Report only the number of lines in this material that include the string "机关资本性支出".

─── Data shown

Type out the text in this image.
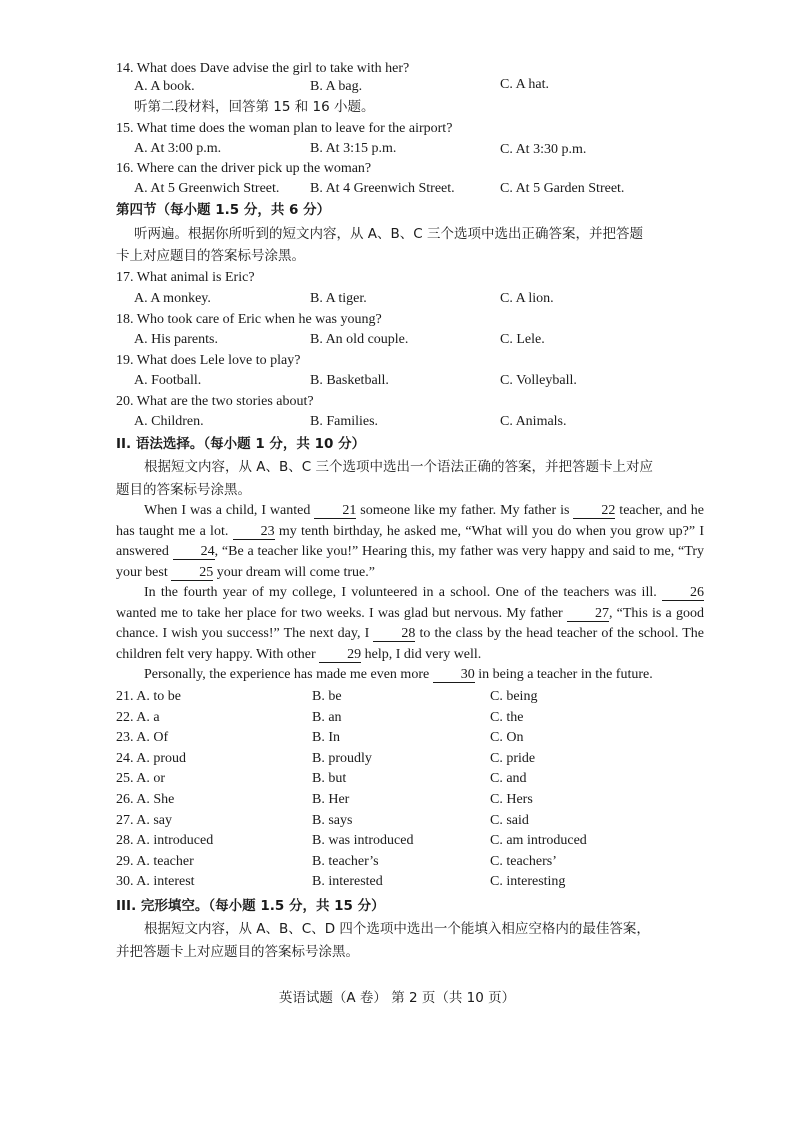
14. What does Dave advise the girl to take with her?
A. A book.	B. A bag.	C. A hat.
听第二段材料，回答第 15 和 16 小题。
15. What time does the woman plan to leave for the airport?
A. At 3:00 p.m.	B. At 3:15 p.m.	C. At 3:30 p.m.
16. Where can the driver pick up the woman?
A. At 5 Greenwich Street. B. At 4 Greenwich Street.	C. At 5 Garden Street.
第四节（每小题 1.5 分，共 6 分）
听两遍。根据你所听到的短文内容，从 A、B、C 三个选项中选出正确答案，并把答题
卡上对应题目的答案标号涂黑。
17. What animal is Eric?
A. A monkey.	B. A tiger.	C. A lion.
18. Who took care of Eric when he was young?
A. His parents.	B. An old couple.	C. Lele.
19. What does Lele love to play?
A. Football.	B. Basketball.	C. Volleyball.
20. What are the two stories about?
A. Children.	B. Families.	C. Animals.
II. 语法选择。（每小题 1 分，共 10 分）
根据短文内容，从 A、B、C 三个选项中选出一个语法正确的答案，并把答题卡上对应
题目的答案标号涂黑。
When I was a child, I wanted 21 someone like my father. My father is 22 teacher, and he has taught me a lot. 23 my tenth birthday, he asked me, “What will you do when you grow up?” I answered 24, “Be a teacher like you!” Hearing this, my father was very happy and said to me, “Try your best 25 your dream will come true.”
In the fourth year of my college, I volunteered in a school. One of the teachers was ill. 26 wanted me to take her place for two weeks. I was glad but nervous. My father 27, “This is a good chance. I wish you success!” The next day, I 28 to the class by the head teacher of the school. The children felt very happy. With other 29 help, I did very well.
Personally, the experience has made me even more 30 in being a teacher in the future.
21. A. to be	B. be	C. being
22. A. a	B. an	C. the
23. A. Of	B. In	C. On
24. A. proud	B. proudly	C. pride
25. A. or	B. but	C. and
26. A. She	B. Her	C. Hers
27. A. say	B. says	C. said
28. A. introduced	B. was introduced	C. am introduced
29. A. teacher	B. teacher’s	C. teachers’
30. A. interest	B. interested	C. interesting
III. 完形填空。（每小题 1.5 分，共 15 分）
根据短文内容，从 A、B、C、D 四个选项中选出一个能填入相应空格内的最佳答案，
并把答题卡上对应题目的答案标号涂黑。
英语试题（A 卷） 第 2 页（共 10 页）
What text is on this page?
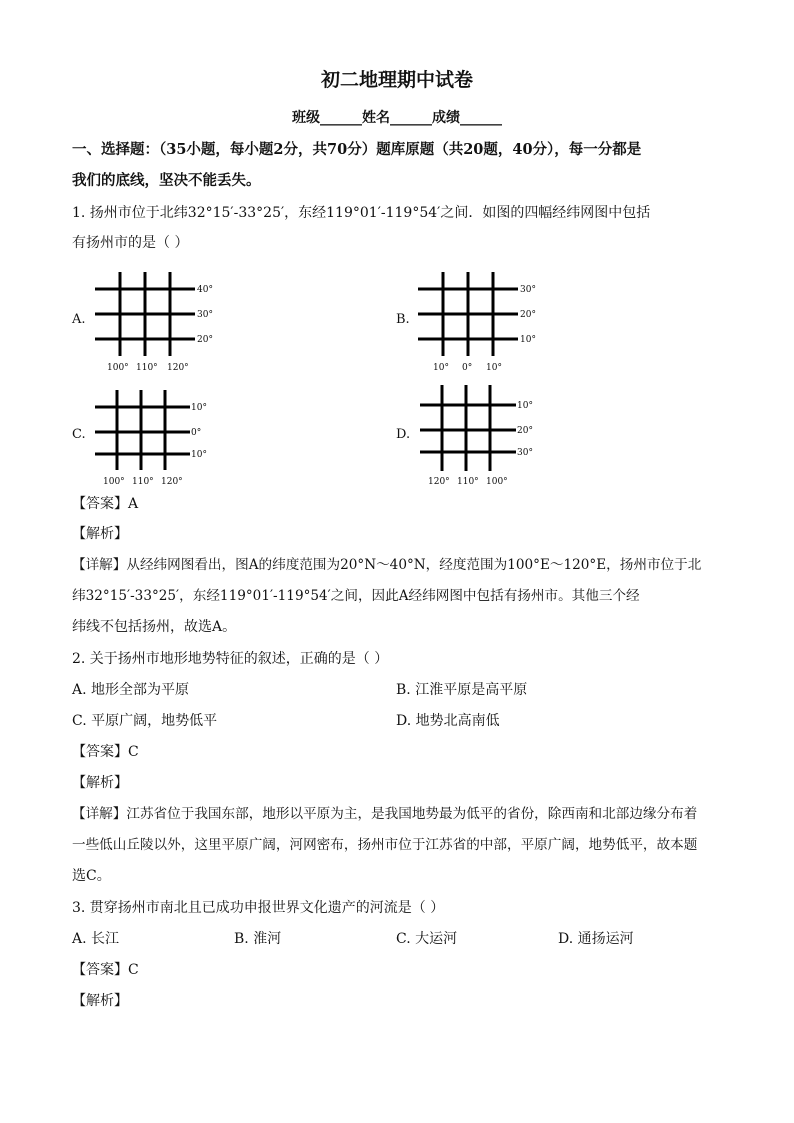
初二地理期中试卷
班级______姓名______成绩______
一、选择题：（35小题，每小题2分，共70分）题库原题（共20题，40分），每一分都是
我们的底线，坚决不能丢失。
1. 扬州市位于北纬32°15′-33°25′，东经119°01′-119°54′之间．如图的四幅经纬网图中包括
有扬州市的是（ ）
A.
40°
30°
20°
100° 110° 120°
B.
30°
20°
10°
10° 0° 10°
C.
10°
0°
10°
100° 110° 120°
D.
10°
20°
30°
120° 110° 100°
【答案】A
【解析】
【详解】从经纬网图看出，图A的纬度范围为20°N～40°N，经度范围为100°E～120°E，扬州市位于北
纬32°15′-33°25′，东经119°01′-119°54′之间，因此A经纬网图中包括有扬州市。其他三个经
纬线不包括扬州，故选A。
2. 关于扬州市地形地势特征的叙述，正确的是（ ）
A. 地形全部为平原	B. 江淮平原是高平原
C. 平原广阔，地势低平	D. 地势北高南低
【答案】C
【解析】
【详解】江苏省位于我国东部，地形以平原为主，是我国地势最为低平的省份，除西南和北部边缘分布着
一些低山丘陵以外，这里平原广阔，河网密布，扬州市位于江苏省的中部，平原广阔，地势低平，故本题
选C。
3. 贯穿扬州市南北且已成功申报世界文化遗产的河流是（ ）
A. 长江	B. 淮河	C. 大运河	D. 通扬运河
【答案】C
【解析】
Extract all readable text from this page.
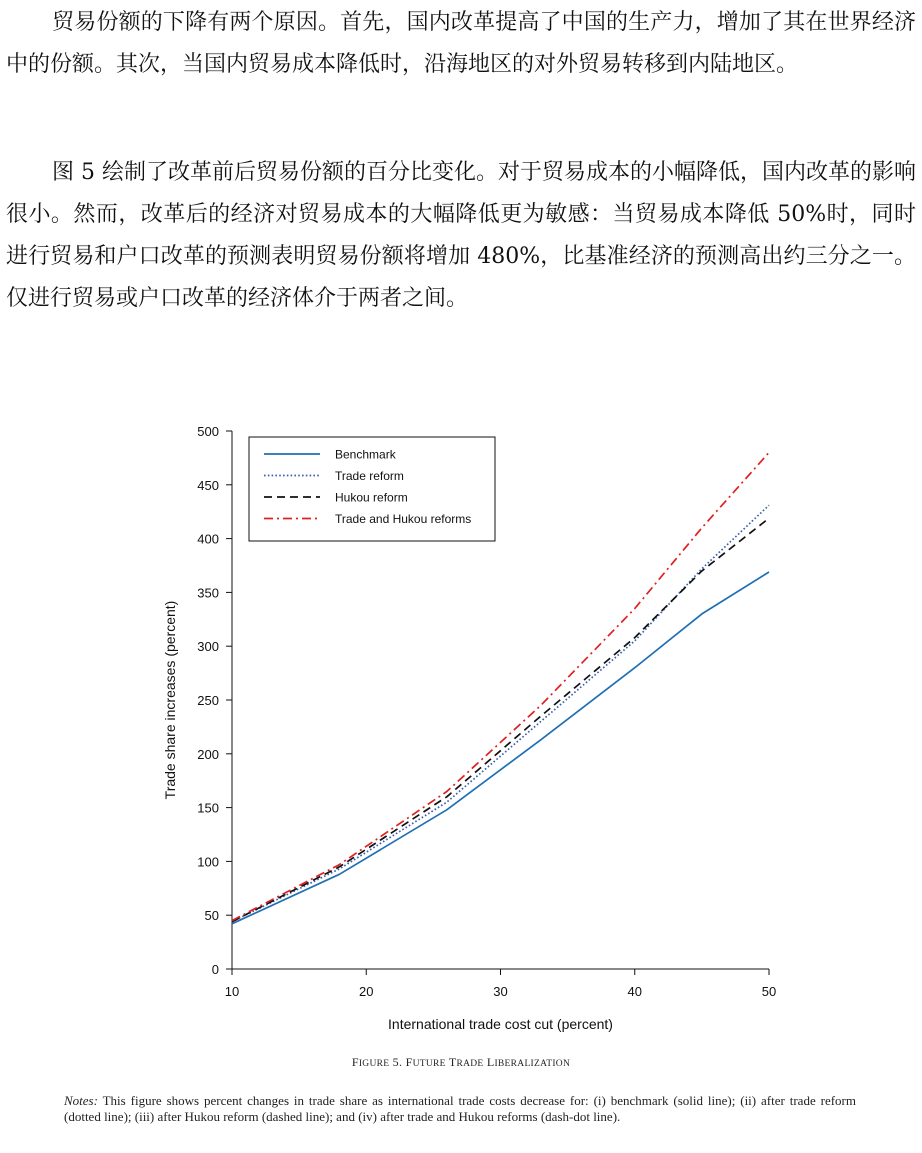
贸易份额的下降有两个原因。首先，国内改革提高了中国的生产力，增加了其在世界经济中的份额。其次，当国内贸易成本降低时，沿海地区的对外贸易转移到内陆地区。

图 5 绘制了改革前后贸易份额的百分比变化。对于贸易成本的小幅降低，国内改革的影响很小。然而，改革后的经济对贸易成本的大幅降低更为敏感：当贸易成本降低 50%时，同时进行贸易和户口改革的预测表明贸易份额将增加 480%，比基准经济的预测高出约三分之一。仅进行贸易或户口改革的经济体介于两者之间。

0
50
100
150
200
250
300
350
400
450
500
10	20	30	40	50
Benchmark
Trade reform
Hukou reform
Trade and Hukou reforms
International trade cost cut (percent)
Trade share increases (percent)
FIGURE 5. FUTURE TRADE LIBERALIZATION

Notes: This figure shows percent changes in trade share as international trade costs decrease for: (i) benchmark (solid line); (ii) after trade reform (dotted line); (iii) after Hukou reform (dashed line); and (iv) after trade and Hukou reforms (dash-dot line).
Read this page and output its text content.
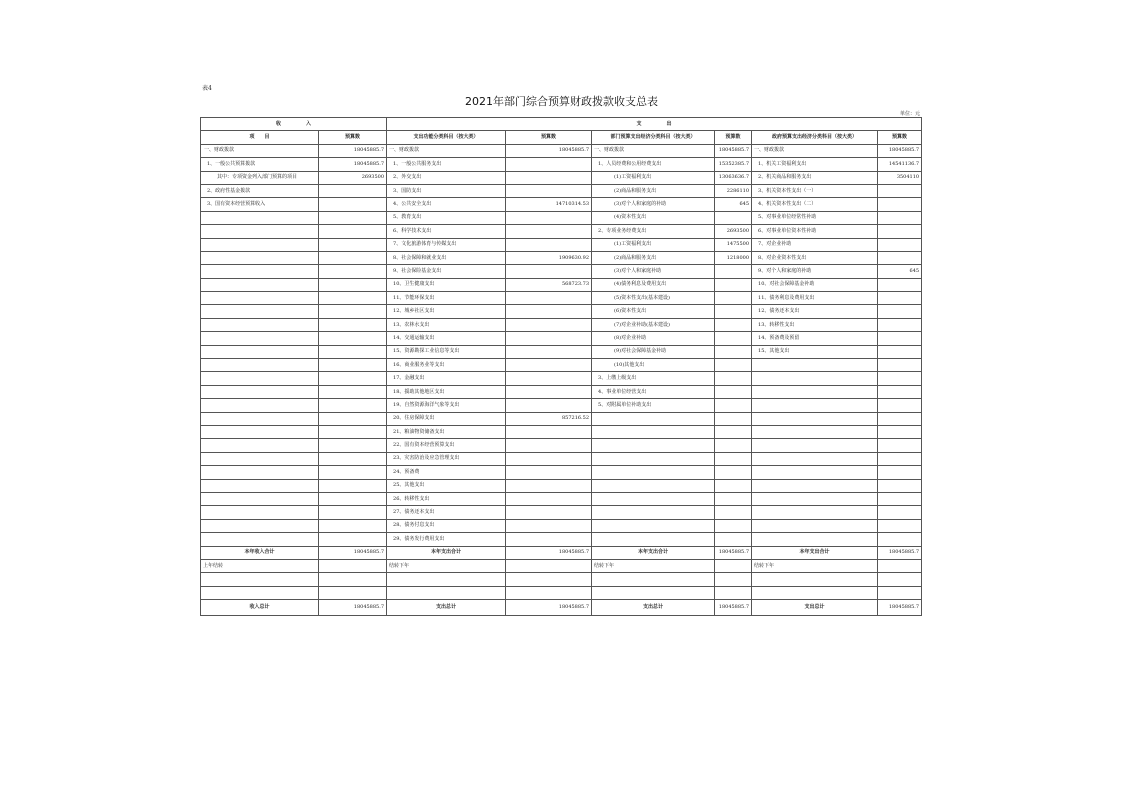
表4
2021年部门综合预算财政拨款收支总表
单位：元
收　　　　　入		支　　　　　出					
项　　目	预算数	支出功能分类科目（按大类）	预算数	部门预算支出经济分类科目（按大类）	预算数	政府预算支出经济分类科目（按大类）	预算数
一、财政拨款	18045885.7	一、财政拨款	18045885.7	一、财政拨款	18045885.7	一、财政拨款	18045885.7
1、一般公共预算拨款	18045885.7	1、一般公共服务支出		1、人员经费和公用经费支出	15352385.7	1、机关工资福利支出	14541136.7
其中：专项资金列入部门预算的项目	2693500	2、外交支出		(1)工资福利支出	13063636.7	2、机关商品和服务支出	3504110
2、政府性基金拨款		3、国防支出		(2)商品和服务支出	2286110	3、机关资本性支出（一）	
3、国有资本经营预算收入		4、公共安全支出	14710314.53	(3)对个人和家庭的补助	645	4、机关资本性支出（二）	
		5、教育支出		(4)资本性支出		5、对事业单位经常性补助	
		6、科学技术支出		2、专项业务经费支出	2693500	6、对事业单位资本性补助	
		7、文化旅游体育与传媒支出		(1)工资福利支出	1475500	7、对企业补助	
		8、社会保障和就业支出	1909630.92	(2)商品和服务支出	1218000	8、对企业资本性支出	
		9、社会保险基金支出		(3)对个人和家庭补助		9、对个人和家庭的补助	645
		10、卫生健康支出	568723.73	(4)债务利息及费用支出		10、对社会保障基金补助	
		11、节能环保支出		(5)资本性支出(基本建设)		11、债务利息及费用支出	
		12、城乡社区支出		(6)资本性支出		12、债务还本支出	
		13、农林水支出		(7)对企业补助(基本建设)		13、转移性支出	
		14、交通运输支出		(8)对企业补助		14、预备费及预留	
		15、资源勘探工业信息等支出		(9)对社会保障基金补助		15、其他支出	
		16、商业服务业等支出		(10)其他支出			
		17、金融支出		3、上缴上级支出			
		18、援助其他地区支出		4、事业单位经营支出			
		19、自然资源海洋气象等支出		5、对附属单位补助支出			
		20、住房保障支出	857216.52				
		21、粮油物资储备支出					
		22、国有资本经营预算支出					
		23、灾害防治及应急管理支出					
		24、预备费					
		25、其他支出					
		26、转移性支出					
		27、债务还本支出					
		28、债务付息支出					
		29、债务发行费用支出					
本年收入合计	18045885.7	本年支出合计	18045885.7	本年支出合计	18045885.7	本年支出合计	18045885.7
上年结转		结转下年		结转下年		结转下年	

收入总计	18045885.7	支出总计	18045885.7	支出总计	18045885.7	支出总计	18045885.7
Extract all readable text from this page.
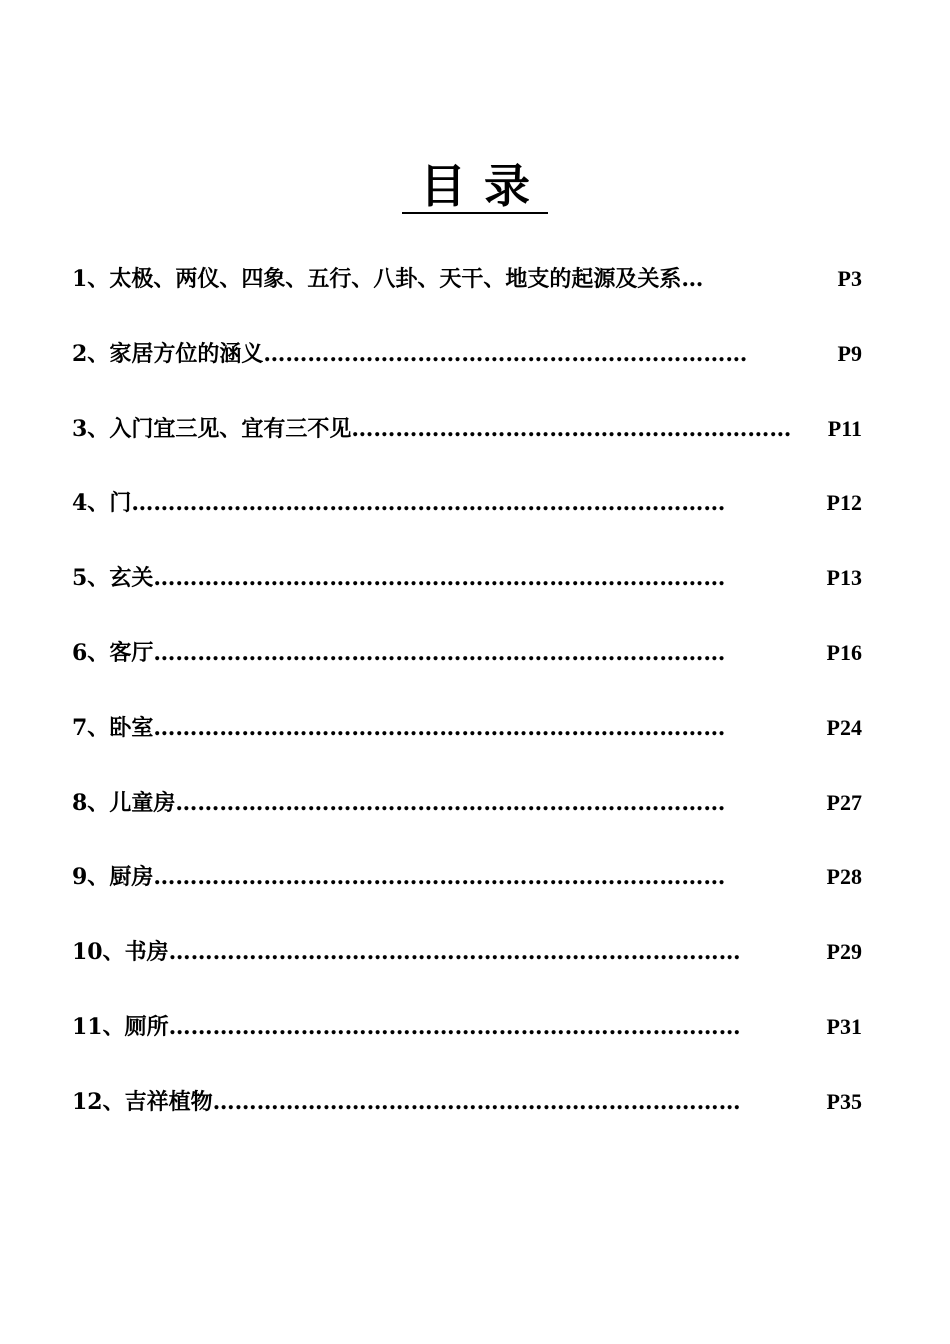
目录
1、 太极、两仪、四象、五行、八卦、天干、地支的起源及关系 …	P3
2、 家居方位的涵义 …………………………………………………………	P9
3、 入门宜三见、宜有三不见 ……………………………………………………	P11
4、 门 ………………………………………………………………………	P12
5、 玄关 ……………………………………………………………………	P13
6、 客厅 ……………………………………………………………………	P16
7、 卧室 ……………………………………………………………………	P24
8、 儿童房 …………………………………………………………………	P27
9、 厨房 ……………………………………………………………………	P28
10、 书房 ……………………………………………………………………	P29
11、 厕所 ……………………………………………………………………	P31
12、 吉祥植物 ………………………………………………………………	P35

──────

## Task answer
2